(Collected data)
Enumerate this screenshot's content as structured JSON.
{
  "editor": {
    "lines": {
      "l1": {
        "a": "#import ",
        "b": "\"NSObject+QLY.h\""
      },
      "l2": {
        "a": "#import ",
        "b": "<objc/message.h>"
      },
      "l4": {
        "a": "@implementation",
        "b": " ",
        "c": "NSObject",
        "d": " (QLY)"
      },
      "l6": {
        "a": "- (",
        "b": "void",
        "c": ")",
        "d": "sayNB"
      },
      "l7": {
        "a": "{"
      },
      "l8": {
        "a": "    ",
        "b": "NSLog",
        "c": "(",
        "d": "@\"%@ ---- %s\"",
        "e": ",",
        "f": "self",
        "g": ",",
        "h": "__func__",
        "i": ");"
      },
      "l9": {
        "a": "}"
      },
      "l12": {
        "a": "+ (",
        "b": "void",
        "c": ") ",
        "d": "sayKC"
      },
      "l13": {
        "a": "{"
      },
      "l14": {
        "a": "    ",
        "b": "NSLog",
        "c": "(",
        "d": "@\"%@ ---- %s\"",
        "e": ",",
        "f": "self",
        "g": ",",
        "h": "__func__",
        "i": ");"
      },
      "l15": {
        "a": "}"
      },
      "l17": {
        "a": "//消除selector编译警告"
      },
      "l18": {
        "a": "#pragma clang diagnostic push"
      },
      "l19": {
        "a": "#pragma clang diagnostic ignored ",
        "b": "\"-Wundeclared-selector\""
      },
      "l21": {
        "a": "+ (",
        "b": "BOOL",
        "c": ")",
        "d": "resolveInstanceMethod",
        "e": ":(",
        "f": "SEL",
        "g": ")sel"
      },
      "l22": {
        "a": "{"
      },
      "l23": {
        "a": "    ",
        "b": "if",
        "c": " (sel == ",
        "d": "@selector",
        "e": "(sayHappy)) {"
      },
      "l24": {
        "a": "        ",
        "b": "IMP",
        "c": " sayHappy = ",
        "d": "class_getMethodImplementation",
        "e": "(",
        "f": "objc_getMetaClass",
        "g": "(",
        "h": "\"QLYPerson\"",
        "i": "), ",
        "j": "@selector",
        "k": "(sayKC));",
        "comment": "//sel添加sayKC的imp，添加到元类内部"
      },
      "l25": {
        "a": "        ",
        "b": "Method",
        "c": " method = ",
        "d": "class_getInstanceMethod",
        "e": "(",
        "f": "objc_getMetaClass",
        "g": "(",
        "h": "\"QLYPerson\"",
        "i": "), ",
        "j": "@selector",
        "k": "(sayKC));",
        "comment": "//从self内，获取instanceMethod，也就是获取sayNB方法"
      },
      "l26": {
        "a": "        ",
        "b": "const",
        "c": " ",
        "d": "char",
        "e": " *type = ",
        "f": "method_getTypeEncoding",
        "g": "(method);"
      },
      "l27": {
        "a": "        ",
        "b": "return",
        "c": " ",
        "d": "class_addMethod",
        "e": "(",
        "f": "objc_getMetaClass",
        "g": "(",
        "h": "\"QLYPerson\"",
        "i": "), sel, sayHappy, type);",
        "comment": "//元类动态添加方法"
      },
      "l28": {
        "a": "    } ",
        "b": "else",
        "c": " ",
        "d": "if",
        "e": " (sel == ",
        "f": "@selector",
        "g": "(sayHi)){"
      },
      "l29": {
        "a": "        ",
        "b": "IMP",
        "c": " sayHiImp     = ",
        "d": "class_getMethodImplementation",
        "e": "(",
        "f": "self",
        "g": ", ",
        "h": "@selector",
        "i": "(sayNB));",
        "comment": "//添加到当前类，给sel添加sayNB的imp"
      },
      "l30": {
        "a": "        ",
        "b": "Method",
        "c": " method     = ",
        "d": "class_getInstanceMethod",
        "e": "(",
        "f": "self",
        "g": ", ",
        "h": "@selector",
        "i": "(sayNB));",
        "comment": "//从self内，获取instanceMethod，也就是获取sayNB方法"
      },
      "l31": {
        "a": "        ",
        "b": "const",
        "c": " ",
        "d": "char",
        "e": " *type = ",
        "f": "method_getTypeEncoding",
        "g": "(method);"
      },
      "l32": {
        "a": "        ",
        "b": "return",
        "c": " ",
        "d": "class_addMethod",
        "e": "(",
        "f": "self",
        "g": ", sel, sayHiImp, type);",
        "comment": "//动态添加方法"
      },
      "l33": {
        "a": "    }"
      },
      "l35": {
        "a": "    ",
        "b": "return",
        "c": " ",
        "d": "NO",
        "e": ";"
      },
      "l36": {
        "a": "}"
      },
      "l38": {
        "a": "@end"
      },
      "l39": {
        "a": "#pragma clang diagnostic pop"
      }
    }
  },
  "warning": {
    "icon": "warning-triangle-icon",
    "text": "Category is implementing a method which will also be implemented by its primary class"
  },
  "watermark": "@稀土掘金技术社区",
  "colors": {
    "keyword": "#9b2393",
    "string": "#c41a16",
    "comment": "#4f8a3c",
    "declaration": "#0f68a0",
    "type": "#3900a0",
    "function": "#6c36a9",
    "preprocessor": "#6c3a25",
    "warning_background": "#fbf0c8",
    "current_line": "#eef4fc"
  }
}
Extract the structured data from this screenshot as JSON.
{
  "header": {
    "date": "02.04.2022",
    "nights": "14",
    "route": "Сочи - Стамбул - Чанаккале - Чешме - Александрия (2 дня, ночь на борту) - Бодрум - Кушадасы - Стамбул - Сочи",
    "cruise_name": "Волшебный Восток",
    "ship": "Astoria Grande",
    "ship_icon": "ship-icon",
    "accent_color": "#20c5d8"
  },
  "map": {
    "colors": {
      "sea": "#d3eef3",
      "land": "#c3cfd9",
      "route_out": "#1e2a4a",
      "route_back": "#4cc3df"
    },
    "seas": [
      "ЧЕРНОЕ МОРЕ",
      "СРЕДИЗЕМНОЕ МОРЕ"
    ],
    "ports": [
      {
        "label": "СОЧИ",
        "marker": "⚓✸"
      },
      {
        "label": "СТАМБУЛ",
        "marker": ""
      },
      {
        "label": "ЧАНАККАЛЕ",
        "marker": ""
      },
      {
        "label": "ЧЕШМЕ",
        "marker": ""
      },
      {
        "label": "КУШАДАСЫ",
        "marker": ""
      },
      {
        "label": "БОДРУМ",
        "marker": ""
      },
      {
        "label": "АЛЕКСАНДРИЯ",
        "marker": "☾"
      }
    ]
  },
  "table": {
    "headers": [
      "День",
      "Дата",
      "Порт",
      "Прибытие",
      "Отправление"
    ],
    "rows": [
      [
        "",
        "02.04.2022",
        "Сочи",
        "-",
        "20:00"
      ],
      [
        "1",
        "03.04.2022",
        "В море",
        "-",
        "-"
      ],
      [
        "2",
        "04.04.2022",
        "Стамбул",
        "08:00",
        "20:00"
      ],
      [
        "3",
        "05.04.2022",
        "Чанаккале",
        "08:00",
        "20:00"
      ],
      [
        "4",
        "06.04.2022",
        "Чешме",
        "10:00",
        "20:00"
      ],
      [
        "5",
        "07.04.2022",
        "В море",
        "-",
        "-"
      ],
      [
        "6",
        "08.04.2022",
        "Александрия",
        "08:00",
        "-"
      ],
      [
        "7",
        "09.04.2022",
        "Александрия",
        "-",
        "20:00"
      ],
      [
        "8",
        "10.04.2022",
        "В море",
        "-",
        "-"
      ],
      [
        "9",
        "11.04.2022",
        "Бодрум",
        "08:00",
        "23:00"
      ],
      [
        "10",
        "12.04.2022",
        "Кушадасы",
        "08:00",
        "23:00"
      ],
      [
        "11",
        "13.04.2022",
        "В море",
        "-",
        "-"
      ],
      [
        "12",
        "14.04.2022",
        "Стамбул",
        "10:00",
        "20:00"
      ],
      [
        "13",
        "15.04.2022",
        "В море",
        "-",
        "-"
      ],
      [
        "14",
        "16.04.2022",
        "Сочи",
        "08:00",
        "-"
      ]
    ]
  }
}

_EXERCISE REQUIREMENTS_: Return all lines containing the word "JSON".

_REPLY_:
Enumerate this screenshot's content as structured JSON.
Extract the structured data from this screenshot as JSON.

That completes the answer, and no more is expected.